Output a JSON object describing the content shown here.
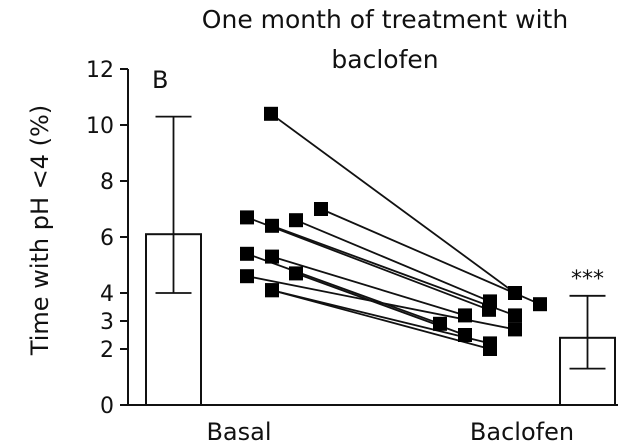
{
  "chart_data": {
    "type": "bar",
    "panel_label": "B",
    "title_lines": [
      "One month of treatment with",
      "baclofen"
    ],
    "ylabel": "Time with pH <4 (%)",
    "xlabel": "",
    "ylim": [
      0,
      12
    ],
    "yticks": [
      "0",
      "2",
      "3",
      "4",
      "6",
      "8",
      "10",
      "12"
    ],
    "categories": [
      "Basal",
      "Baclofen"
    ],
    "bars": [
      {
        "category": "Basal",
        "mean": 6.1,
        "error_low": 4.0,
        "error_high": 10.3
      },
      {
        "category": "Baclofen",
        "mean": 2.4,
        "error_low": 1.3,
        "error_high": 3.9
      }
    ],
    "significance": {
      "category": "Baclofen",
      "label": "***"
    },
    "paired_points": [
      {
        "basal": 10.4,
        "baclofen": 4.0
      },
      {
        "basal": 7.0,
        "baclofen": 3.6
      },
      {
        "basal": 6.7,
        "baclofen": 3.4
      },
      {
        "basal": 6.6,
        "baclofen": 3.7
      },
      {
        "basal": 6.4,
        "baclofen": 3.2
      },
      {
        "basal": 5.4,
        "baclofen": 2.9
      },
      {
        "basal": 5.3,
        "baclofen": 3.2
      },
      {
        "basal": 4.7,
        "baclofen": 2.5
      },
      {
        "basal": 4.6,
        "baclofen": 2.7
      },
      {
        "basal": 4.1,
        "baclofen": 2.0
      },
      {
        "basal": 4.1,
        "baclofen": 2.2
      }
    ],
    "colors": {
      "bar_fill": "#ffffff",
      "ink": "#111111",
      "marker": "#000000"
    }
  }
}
---
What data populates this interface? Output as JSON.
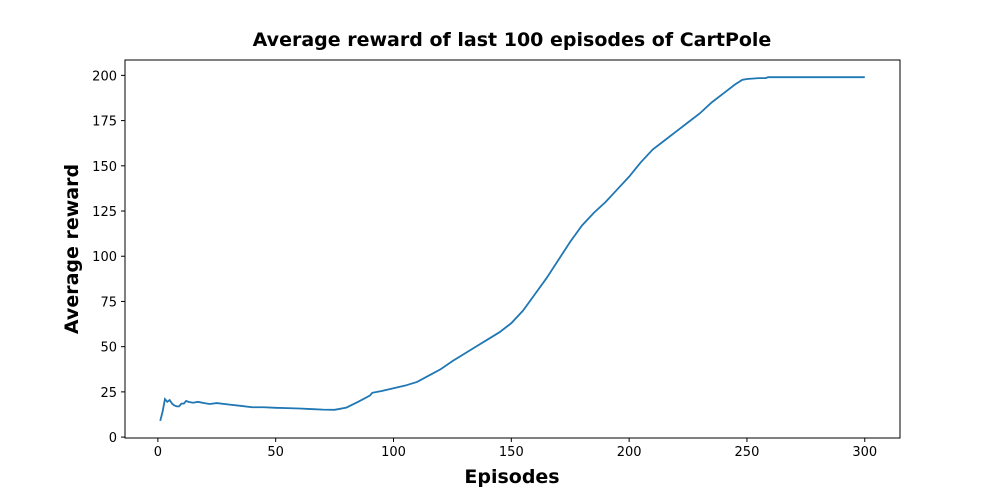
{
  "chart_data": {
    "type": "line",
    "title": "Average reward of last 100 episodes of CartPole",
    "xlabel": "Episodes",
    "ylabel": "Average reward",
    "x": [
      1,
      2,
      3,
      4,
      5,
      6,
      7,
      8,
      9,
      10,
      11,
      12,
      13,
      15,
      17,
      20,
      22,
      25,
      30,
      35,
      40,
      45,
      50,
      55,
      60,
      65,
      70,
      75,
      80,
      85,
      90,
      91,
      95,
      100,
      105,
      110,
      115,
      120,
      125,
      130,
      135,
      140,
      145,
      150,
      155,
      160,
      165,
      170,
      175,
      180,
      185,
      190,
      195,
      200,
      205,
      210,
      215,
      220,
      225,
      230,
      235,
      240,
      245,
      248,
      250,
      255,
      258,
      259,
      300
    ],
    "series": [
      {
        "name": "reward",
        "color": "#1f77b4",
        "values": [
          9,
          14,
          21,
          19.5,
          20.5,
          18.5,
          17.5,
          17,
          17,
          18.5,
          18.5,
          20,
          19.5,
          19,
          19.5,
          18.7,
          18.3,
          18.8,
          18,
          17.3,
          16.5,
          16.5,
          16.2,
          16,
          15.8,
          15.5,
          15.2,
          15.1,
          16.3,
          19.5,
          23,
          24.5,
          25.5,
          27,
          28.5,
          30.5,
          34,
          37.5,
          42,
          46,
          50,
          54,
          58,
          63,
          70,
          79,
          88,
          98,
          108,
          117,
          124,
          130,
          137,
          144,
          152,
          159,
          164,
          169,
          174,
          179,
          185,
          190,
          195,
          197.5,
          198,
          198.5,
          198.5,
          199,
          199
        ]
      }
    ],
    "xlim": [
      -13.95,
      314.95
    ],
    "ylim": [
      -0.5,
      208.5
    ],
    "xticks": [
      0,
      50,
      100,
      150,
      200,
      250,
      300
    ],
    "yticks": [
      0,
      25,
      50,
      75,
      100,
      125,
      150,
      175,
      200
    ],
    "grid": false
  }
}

> SHORT TASK: Each line above that includes "ylabel" counts once; state the total and nothing more.

> RESPONSE: 2